EXTRACT PROVIDED section start

Physicochemical and Microstructural Characterization of Injectable Load-Bearing Calcium Phosphate Scaffold

1Cell Therapy Center (CTC), The University of Jordan, Amman 11942, Jordan
2Department of Physics, College of Science and Humanitarian Studies, Salman Bin Abdul Aziz University, P.O. Box 83, Alkharj 11942, Saudi Arabia
3Department of Chemistry, The University of Jordan, Amman 11942, Jordan
4Faculty of Medicine, The University of Jordan, Amman 11942, Jordan

Received 20 July 2013; Revised 19 October 2013; Accepted 30 October 2013

Academic Editor: Wei Wu

Copyright © 2013 Mazen Alshaaer et al. This is an open access article distributed under the Creative Commons Attribution License, which permits unrestricted use, distribution, and reproduction in any medium, provided the original work is properly cited.


Injectable load-bearing calcium phosphate scaffolds are synthesized using rod-like mannitol grains as porogen. These degradable injectable strong porous scaffolds, prepared by calcium phosphate cement, could represent a valid solution to achieve adequate porosity requirements while providing adequate support in load-bearing applications. The proposed process for preparing porous injectable scaffolds is as quick and versatile as conventional technologies. Using this method, porous CDHA-based calcium phosphate scaffolds with macropores sizes ranging from 70 to 300 μm, micropores ranging from 5 to 30 μm, and 30% open macroporosity were prepared. The setting time of the prepared scaffolds was 15 minutes. Also their compressive strength and e-modulus, 4.9 MPa and 400 MPa, respectively, were comparable with those of the cancellous bone. Finally, the bioactivity of the scaffolds was confirmed by cell growth with cytoplasmic extensions in the scaffolds in culture, demonstrating that the scaffold has a potential for MSC seeding and growth architecture. This combination of an interconnected macroporous structure with pore size suitable for the promotion of cell seeding and proliferation, plus adequate mechanical features, represents a porous scaffold which is a promising candidate for bone tissue engineering.

EXTRACT PROVIDED section end

- REQUIREMENT 1 -
What setting time does the calcium phosphate scaffold abstract report for the prepared scaffolds?
- REQUIREMENT 2 -
Why does the calcium phosphate scaffold abstract consider the scaffold a promising candidate for bone tissue engineering?
These rows have nothing to do with the calcium phosphate scaffold abstract.

PROVIDED DATA section start

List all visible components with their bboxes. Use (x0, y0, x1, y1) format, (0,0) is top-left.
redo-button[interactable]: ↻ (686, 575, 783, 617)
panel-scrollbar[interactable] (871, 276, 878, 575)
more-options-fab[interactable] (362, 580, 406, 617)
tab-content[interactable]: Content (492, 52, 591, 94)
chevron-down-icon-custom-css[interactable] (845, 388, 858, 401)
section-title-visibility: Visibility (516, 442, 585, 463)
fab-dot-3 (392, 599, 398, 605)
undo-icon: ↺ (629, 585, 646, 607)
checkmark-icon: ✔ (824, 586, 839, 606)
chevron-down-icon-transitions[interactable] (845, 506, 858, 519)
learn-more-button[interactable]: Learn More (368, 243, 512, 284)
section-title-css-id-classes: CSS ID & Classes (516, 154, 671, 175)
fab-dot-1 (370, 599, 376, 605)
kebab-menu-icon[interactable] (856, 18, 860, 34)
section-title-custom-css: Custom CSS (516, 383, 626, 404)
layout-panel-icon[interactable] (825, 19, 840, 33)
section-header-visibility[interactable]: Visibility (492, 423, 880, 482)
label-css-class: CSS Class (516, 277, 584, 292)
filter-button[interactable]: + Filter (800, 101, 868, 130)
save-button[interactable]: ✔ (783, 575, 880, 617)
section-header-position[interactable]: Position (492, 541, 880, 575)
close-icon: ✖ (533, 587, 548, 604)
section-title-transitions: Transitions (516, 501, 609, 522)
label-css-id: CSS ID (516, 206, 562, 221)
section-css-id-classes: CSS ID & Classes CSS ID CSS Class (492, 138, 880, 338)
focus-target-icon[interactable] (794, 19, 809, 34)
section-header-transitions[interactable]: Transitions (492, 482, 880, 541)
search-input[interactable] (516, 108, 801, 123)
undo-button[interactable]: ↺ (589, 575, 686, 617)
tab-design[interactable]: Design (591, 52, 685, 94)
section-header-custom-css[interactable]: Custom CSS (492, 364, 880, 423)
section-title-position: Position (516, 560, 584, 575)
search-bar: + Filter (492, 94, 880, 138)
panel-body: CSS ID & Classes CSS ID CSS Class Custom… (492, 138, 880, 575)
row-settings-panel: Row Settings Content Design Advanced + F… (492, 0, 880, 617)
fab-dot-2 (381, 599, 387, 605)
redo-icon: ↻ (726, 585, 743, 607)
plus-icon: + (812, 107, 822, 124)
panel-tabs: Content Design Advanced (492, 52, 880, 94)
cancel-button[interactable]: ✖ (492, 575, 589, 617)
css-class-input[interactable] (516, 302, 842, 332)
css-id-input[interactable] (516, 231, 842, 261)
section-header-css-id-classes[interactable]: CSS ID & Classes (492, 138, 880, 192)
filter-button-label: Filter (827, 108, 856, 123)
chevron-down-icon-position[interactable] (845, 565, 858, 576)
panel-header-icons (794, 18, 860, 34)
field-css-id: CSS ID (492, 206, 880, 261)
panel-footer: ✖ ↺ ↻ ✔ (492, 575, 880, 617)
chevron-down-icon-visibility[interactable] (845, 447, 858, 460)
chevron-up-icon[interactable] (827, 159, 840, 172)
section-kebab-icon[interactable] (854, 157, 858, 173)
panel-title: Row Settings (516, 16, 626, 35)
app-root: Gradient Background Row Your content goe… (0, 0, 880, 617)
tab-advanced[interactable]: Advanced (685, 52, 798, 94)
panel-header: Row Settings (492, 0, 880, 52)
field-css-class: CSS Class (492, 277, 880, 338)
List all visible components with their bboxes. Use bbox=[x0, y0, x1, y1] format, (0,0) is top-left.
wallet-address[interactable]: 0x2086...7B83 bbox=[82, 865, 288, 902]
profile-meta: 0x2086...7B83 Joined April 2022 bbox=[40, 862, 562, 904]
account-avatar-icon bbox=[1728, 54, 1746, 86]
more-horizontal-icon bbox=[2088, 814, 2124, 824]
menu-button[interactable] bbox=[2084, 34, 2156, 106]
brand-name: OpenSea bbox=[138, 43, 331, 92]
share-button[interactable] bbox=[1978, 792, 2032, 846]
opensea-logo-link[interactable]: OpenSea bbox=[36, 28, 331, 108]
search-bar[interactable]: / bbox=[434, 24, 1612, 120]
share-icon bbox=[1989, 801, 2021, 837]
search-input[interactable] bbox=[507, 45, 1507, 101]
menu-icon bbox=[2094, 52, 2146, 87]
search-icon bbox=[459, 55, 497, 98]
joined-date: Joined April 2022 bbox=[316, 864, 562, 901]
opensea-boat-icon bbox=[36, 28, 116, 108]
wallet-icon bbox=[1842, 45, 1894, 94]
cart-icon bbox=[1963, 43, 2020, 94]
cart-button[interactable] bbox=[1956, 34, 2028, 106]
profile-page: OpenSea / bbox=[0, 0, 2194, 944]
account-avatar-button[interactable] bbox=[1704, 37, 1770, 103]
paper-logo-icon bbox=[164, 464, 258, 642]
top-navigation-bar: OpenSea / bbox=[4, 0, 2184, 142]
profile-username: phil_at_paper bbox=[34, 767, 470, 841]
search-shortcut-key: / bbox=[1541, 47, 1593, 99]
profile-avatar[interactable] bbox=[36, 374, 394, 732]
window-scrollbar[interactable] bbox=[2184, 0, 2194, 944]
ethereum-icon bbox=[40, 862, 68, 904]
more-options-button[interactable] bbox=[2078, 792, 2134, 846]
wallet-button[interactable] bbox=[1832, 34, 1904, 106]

PROVIDED DATA section end

- TASK RESULT 1 -
15 minutes.

- TASK RESULT 2 -
The scaffold has an interconnected macroporous structure whose pore size suits the promotion of cell seeding and proliferation. It also has adequate mechanical features.